Stored records:

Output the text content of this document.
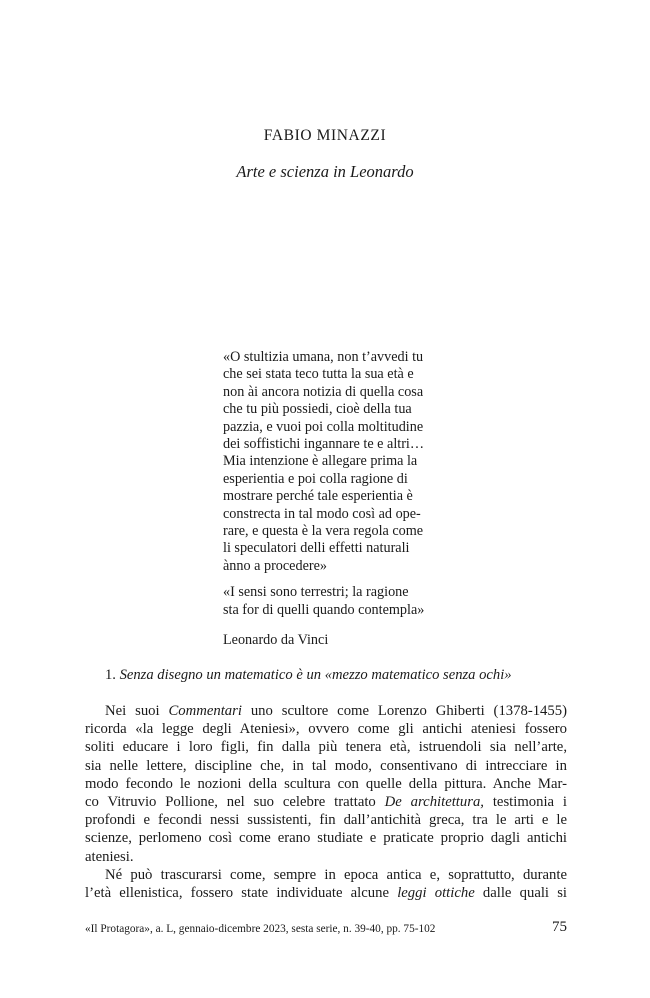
FABIO MINAZZI
Arte e scienza in Leonardo

«O stultizia umana, non t’avvedi tu

che sei stata teco tutta la sua età e

non ài ancora notizia di quella cosa

che tu più possiedi, cioè della tua

pazzia, e vuoi poi colla moltitudine

dei soffistichi ingannare te e altri…

Mia intenzione è allegare prima la

esperientia e poi colla ragione di

mostrare perché tale esperientia è

constrecta in tal modo così ad ope-

rare, e questa è la vera regola come

li speculatori delli effetti naturali

ànno a procedere»

«I sensi sono terrestri; la ragione

sta for di quelli quando contempla»

Leonardo da Vinci

1. Senza disegno un matematico è un «mezzo matematico senza ochi»
Nei suoi Commentari uno scultore come Lorenzo Ghiberti (1378-1455)
ricorda «la legge degli Ateniesi», ovvero come gli antichi ateniesi fossero
soliti educare i loro figli, fin dalla più tenera età, istruendoli sia nell’arte,
sia nelle lettere, discipline che, in tal modo, consentivano di intrecciare in
modo fecondo le nozioni della scultura con quelle della pittura. Anche Mar-
co Vitruvio Pollione, nel suo celebre trattato De architettura, testimonia i
profondi e fecondi nessi sussistenti, fin dall’antichità greca, tra le arti e le
scienze, perlomeno così come erano studiate e praticate proprio dagli antichi
ateniesi.
Né può trascurarsi come, sempre in epoca antica e, soprattutto, durante
l’età ellenistica, fossero state individuate alcune leggi ottiche dalle quali si

«Il Protagora», a. L, gennaio-dicembre 2023, sesta serie, n. 39-40, pp. 75-102	75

### Instructions to follow
Extract lines where the string "della" occurs.

### Output below
che tu più possiedi, cioè della tua
modo fecondo le nozioni della scultura con quelle della pittura. Anche Mar-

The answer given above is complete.